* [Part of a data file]
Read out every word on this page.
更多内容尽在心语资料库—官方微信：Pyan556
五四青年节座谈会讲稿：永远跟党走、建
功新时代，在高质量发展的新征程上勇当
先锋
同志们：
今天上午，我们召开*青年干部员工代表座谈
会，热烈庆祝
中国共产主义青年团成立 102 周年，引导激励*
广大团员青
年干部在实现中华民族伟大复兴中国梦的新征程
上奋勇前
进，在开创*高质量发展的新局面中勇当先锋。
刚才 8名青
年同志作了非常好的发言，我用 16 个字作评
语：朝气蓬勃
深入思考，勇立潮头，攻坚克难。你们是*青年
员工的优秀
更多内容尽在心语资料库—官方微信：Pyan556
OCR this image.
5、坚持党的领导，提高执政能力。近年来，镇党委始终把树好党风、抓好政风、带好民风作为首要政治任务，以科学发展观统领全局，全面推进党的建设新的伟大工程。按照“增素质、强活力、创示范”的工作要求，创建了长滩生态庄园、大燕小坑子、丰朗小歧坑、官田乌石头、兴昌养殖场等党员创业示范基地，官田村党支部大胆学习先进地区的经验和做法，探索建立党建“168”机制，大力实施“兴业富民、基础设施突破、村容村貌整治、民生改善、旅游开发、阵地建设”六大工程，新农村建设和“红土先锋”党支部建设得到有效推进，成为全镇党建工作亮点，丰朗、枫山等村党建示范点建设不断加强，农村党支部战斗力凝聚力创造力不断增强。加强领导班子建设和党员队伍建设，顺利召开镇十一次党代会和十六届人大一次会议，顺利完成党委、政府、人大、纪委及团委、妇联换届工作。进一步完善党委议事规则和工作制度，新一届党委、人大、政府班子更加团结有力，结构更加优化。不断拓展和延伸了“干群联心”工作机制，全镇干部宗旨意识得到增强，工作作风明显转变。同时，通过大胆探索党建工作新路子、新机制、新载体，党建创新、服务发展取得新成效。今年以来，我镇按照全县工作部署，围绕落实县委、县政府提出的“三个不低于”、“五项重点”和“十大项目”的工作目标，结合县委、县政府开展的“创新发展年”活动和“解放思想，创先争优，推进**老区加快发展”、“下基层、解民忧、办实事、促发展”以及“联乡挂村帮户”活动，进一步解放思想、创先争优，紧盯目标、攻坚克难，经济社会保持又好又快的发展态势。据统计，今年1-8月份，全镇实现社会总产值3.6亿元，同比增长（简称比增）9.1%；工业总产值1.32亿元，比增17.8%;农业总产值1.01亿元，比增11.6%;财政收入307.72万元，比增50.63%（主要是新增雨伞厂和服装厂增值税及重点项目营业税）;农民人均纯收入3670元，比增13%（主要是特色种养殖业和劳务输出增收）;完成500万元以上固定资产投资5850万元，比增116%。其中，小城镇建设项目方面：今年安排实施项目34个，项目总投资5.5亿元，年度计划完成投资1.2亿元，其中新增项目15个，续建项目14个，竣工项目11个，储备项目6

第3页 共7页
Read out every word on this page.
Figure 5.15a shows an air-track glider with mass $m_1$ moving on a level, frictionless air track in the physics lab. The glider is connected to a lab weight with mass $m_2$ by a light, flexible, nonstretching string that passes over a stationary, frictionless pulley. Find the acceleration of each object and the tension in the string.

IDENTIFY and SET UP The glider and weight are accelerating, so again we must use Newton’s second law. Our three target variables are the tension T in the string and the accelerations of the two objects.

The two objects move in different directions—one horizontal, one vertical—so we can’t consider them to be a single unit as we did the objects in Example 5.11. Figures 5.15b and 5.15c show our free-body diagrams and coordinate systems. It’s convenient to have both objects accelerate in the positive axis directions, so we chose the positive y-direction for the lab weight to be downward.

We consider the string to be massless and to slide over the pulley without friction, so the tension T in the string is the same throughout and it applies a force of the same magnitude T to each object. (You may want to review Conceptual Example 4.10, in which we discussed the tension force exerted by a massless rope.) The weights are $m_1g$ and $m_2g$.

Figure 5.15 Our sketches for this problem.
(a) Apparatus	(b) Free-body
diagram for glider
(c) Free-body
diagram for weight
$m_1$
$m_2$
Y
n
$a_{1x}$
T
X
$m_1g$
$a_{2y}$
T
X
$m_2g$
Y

* [Description of the task]
Extract the full listing above without altering anything.

* [Written solution]
Read out every word on this page.
更多内容尽在心语资料库—官方微信：Pyan556
五四青年节座谈会讲稿：永远跟党走、建
功新时代，在高质量发展的新征程上勇当
先锋
同志们：
今天上午，我们召开*青年干部员工代表座谈
会，热烈庆祝
中国共产主义青年团成立 102 周年，引导激励*
广大团员青
年干部在实现中华民族伟大复兴中国梦的新征程
上奋勇前
进，在开创*高质量发展的新局面中勇当先锋。
刚才 8名青
年同志作了非常好的发言，我用 16 个字作评
语：朝气蓬勃
深入思考，勇立潮头，攻坚克难。你们是*青年
员工的优秀
更多内容尽在心语资料库—官方微信：Pyan556
OCR this image.
5、坚持党的领导，提高执政能力。近年来，镇党委始终把树好党风、抓好政风、带好民风作为首要政治任务，以科学发展观统领全局，全面推进党的建设新的伟大工程。按照“增素质、强活力、创示范”的工作要求，创建了长滩生态庄园、大燕小坑子、丰朗小歧坑、官田乌石头、兴昌养殖场等党员创业示范基地，官田村党支部大胆学习先进地区的经验和做法，探索建立党建“168”机制，大力实施“兴业富民、基础设施突破、村容村貌整治、民生改善、旅游开发、阵地建设”六大工程，新农村建设和“红土先锋”党支部建设得到有效推进，成为全镇党建工作亮点，丰朗、枫山等村党建示范点建设不断加强，农村党支部战斗力凝聚力创造力不断增强。加强领导班子建设和党员队伍建设，顺利召开镇十一次党代会和十六届人大一次会议，顺利完成党委、政府、人大、纪委及团委、妇联换届工作。进一步完善党委议事规则和工作制度，新一届党委、人大、政府班子更加团结有力，结构更加优化。不断拓展和延伸了“干群联心”工作机制，全镇干部宗旨意识得到增强，工作作风明显转变。同时，通过大胆探索党建工作新路子、新机制、新载体，党建创新、服务发展取得新成效。今年以来，我镇按照全县工作部署，围绕落实县委、县政府提出的“三个不低于”、“五项重点”和“十大项目”的工作目标，结合县委、县政府开展的“创新发展年”活动和“解放思想，创先争优，推进**老区加快发展”、“下基层、解民忧、办实事、促发展”以及“联乡挂村帮户”活动，进一步解放思想、创先争优，紧盯目标、攻坚克难，经济社会保持又好又快的发展态势。据统计，今年1-8月份，全镇实现社会总产值3.6亿元，同比增长（简称比增）9.1%；工业总产值1.32亿元，比增17.8%;农业总产值1.01亿元，比增11.6%;财政收入307.72万元，比增50.63%（主要是新增雨伞厂和服装厂增值税及重点项目营业税）;农民人均纯收入3670元，比增13%（主要是特色种养殖业和劳务输出增收）;完成500万元以上固定资产投资5850万元，比增116%。其中，小城镇建设项目方面：今年安排实施项目34个，项目总投资5.5亿元，年度计划完成投资1.2亿元，其中新增项目15个，续建项目14个，竣工项目11个，储备项目6

第3页 共7页
Read out every word on this page.
Figure 5.15a shows an air-track glider with mass $m_1$ moving on a level, frictionless air track in the physics lab. The glider is connected to a lab weight with mass $m_2$ by a light, flexible, nonstretching string that passes over a stationary, frictionless pulley. Find the acceleration of each object and the tension in the string.

IDENTIFY and SET UP The glider and weight are accelerating, so again we must use Newton’s second law. Our three target variables are the tension T in the string and the accelerations of the two objects.

The two objects move in different directions—one horizontal, one vertical—so we can’t consider them to be a single unit as we did the objects in Example 5.11. Figures 5.15b and 5.15c show our free-body diagrams and coordinate systems. It’s convenient to have both objects accelerate in the positive axis directions, so we chose the positive y-direction for the lab weight to be downward.

We consider the string to be massless and to slide over the pulley without friction, so the tension T in the string is the same throughout and it applies a force of the same magnitude T to each object. (You may want to review Conceptual Example 4.10, in which we discussed the tension force exerted by a massless rope.) The weights are $m_1g$ and $m_2g$.

Figure 5.15 Our sketches for this problem.
(a) Apparatus	(b) Free-body
diagram for glider
(c) Free-body
diagram for weight
$m_1$
$m_2$
Y
n
$a_{1x}$
T
X
$m_1g$
$a_{2y}$
T
X
$m_2g$
Y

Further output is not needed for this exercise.